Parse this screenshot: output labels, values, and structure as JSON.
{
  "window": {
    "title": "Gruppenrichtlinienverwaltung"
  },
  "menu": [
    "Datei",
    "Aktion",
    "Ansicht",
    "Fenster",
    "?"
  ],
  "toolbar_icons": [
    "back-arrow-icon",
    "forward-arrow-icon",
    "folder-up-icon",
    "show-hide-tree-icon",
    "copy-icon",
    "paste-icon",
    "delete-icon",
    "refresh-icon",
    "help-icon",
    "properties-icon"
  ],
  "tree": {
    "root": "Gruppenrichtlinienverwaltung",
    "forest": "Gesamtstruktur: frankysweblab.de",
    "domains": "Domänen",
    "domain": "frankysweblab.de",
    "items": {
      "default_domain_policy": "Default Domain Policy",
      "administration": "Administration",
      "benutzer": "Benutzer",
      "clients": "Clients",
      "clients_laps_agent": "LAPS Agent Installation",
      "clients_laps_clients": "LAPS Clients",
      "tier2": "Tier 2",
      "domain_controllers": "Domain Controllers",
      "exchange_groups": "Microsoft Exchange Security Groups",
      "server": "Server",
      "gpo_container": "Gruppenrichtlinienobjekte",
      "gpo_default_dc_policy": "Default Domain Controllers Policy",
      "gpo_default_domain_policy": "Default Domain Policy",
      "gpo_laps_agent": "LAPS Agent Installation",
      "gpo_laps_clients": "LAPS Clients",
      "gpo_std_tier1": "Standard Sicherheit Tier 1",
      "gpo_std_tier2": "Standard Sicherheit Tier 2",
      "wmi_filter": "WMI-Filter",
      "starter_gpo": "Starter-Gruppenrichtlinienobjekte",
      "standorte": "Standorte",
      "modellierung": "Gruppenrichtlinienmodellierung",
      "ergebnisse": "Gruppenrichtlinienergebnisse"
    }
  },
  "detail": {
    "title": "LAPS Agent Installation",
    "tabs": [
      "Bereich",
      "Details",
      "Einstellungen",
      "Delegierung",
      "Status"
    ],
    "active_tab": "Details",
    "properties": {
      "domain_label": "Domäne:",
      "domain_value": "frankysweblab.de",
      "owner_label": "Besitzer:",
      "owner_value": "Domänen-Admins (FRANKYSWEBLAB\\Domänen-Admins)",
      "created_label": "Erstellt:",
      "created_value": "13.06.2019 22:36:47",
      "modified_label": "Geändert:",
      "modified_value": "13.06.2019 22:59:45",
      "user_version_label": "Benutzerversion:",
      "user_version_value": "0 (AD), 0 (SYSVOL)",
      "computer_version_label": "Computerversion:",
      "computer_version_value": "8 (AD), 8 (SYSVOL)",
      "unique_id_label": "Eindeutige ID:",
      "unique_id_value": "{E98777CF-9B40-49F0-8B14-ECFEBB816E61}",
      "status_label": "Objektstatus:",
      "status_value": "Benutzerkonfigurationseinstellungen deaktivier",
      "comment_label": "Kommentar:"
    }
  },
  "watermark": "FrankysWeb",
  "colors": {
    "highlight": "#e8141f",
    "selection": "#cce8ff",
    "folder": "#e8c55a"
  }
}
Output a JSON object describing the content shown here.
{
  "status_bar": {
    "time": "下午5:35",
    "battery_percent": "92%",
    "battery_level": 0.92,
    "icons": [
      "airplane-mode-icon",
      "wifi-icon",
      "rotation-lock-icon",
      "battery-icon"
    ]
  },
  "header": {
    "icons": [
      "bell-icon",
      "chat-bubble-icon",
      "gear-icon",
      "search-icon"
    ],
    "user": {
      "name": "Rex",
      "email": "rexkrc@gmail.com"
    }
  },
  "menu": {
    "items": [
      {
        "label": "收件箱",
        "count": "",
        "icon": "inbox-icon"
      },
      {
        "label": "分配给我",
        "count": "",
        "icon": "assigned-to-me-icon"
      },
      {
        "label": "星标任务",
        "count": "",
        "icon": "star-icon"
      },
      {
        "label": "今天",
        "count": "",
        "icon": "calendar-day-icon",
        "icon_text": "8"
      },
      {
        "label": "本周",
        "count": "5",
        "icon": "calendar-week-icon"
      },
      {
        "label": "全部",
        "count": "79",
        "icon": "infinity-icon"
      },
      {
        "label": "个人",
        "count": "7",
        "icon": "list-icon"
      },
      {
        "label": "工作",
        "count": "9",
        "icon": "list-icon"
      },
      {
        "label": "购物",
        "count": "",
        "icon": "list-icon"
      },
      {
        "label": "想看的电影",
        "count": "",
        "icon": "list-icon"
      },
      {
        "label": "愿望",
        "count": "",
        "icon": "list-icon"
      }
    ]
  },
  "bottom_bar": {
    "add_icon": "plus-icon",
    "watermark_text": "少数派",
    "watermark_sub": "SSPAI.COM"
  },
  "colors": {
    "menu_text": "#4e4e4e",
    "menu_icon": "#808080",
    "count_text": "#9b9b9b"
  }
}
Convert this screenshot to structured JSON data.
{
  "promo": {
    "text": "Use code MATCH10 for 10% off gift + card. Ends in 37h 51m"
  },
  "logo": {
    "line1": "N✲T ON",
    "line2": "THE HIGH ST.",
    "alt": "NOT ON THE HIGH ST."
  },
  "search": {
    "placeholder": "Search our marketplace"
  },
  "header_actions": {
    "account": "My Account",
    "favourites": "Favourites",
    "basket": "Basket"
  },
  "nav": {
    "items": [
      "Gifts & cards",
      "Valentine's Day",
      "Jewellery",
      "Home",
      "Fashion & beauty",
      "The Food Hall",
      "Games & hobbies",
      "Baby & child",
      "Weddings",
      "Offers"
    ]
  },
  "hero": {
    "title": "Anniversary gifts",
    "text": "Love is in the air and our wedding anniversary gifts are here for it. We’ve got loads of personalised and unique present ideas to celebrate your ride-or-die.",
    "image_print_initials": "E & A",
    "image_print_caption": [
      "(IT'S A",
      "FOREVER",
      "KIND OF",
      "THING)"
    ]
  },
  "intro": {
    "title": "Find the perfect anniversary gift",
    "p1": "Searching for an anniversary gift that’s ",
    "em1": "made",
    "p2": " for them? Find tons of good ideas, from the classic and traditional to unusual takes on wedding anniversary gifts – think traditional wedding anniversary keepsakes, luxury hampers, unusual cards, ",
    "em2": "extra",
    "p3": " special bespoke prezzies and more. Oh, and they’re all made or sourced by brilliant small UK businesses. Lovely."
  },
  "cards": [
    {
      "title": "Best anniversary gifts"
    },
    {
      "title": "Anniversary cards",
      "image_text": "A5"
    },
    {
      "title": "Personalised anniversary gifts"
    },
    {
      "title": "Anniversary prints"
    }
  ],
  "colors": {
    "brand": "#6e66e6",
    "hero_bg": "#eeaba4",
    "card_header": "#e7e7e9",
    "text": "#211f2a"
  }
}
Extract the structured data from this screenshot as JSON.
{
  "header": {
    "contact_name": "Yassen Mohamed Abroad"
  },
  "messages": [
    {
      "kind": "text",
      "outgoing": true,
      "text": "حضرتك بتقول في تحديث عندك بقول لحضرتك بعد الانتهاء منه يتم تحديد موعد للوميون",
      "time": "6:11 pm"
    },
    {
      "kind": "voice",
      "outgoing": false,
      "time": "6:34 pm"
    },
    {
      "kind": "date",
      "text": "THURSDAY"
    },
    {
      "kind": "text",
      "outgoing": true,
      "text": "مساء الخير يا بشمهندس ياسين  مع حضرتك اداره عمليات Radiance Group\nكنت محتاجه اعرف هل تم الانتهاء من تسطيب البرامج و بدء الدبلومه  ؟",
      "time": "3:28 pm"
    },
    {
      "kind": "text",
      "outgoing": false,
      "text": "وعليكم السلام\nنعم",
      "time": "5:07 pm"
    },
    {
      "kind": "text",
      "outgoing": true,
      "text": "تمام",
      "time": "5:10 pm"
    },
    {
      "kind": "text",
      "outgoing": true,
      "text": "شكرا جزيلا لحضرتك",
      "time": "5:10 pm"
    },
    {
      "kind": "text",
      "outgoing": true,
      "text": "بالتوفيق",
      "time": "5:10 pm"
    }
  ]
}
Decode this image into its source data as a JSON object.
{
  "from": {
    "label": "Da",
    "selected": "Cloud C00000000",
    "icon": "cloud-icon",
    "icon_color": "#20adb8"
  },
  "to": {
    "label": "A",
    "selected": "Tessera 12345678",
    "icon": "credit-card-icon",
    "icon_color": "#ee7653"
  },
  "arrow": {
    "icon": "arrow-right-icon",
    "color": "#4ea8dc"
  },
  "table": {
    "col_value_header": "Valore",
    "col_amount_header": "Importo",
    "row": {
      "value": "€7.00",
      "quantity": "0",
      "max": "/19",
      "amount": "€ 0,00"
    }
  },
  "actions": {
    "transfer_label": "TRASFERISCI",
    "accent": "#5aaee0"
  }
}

- _YOUR GOAL_: Using the records above, list each line that includes "arrow".

- _THE SOLUTION_:
    "back-arrow-icon",
    "forward-arrow-icon",
  "arrow": {
    "icon": "arrow-right-icon",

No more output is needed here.